GIVEN REQUEST:
Repeat, exactly and completely, the material that follows. Omit the pictures.
━━ EXERCISE MATERIALS ━━
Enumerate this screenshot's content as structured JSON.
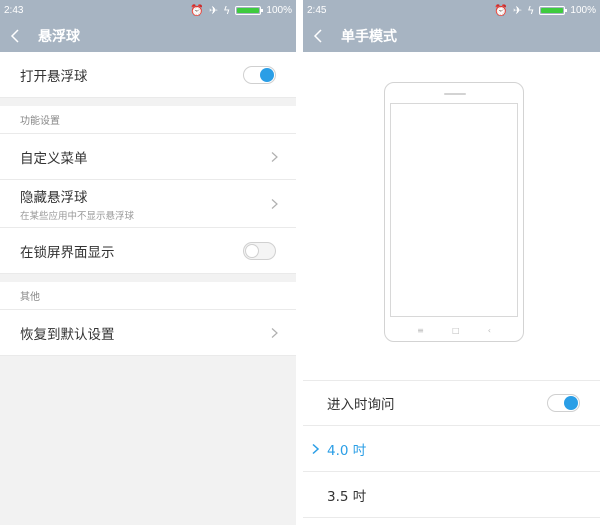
{
  "left": {
    "status": {
      "time": "2:43",
      "battery": "100%",
      "battery_level": 1.0
    },
    "title": "悬浮球",
    "rows": {
      "open": {
        "label": "打开悬浮球",
        "enabled": true
      },
      "section1": "功能设置",
      "custom_menu": {
        "label": "自定义菜单"
      },
      "hide": {
        "label": "隐藏悬浮球",
        "sub": "在某些应用中不显示悬浮球"
      },
      "lockscreen": {
        "label": "在锁屏界面显示",
        "enabled": false
      },
      "section2": "其他",
      "reset": {
        "label": "恢复到默认设置"
      }
    }
  },
  "right": {
    "status": {
      "time": "2:45",
      "battery": "100%",
      "battery_level": 1.0
    },
    "title": "单手模式",
    "rows": {
      "ask": {
        "label": "进入时询问",
        "enabled": true
      },
      "size_40": {
        "label": "4.0 吋",
        "selected": true
      },
      "size_35": {
        "label": "3.5 吋",
        "selected": false
      }
    }
  },
  "icons": {
    "back": "chevron-left-icon",
    "chevron": "chevron-right-icon",
    "alarm": "alarm-off-icon",
    "airplane": "airplane-icon",
    "charging": "charging-bolt-icon",
    "battery": "battery-icon"
  },
  "colors": {
    "accent": "#2a9ee6",
    "header": "#a7b4c2",
    "battery": "#3ecb3e"
  }
}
━━━
FULL SOLUTION:
Enumerate this screenshot's content as structured JSON.
{
  "left": {
    "status": {
      "time": "2:43",
      "battery": "100%",
      "battery_level": 1.0
    },
    "title": "悬浮球",
    "rows": {
      "open": {
        "label": "打开悬浮球",
        "enabled": true
      },
      "section1": "功能设置",
      "custom_menu": {
        "label": "自定义菜单"
      },
      "hide": {
        "label": "隐藏悬浮球",
        "sub": "在某些应用中不显示悬浮球"
      },
      "lockscreen": {
        "label": "在锁屏界面显示",
        "enabled": false
      },
      "section2": "其他",
      "reset": {
        "label": "恢复到默认设置"
      }
    }
  },
  "right": {
    "status": {
      "time": "2:45",
      "battery": "100%",
      "battery_level": 1.0
    },
    "title": "单手模式",
    "rows": {
      "ask": {
        "label": "进入时询问",
        "enabled": true
      },
      "size_40": {
        "label": "4.0 吋",
        "selected": true
      },
      "size_35": {
        "label": "3.5 吋",
        "selected": false
      }
    }
  },
  "icons": {
    "back": "chevron-left-icon",
    "chevron": "chevron-right-icon",
    "alarm": "alarm-off-icon",
    "airplane": "airplane-icon",
    "charging": "charging-bolt-icon",
    "battery": "battery-icon"
  },
  "colors": {
    "accent": "#2a9ee6",
    "header": "#a7b4c2",
    "battery": "#3ecb3e"
  }
}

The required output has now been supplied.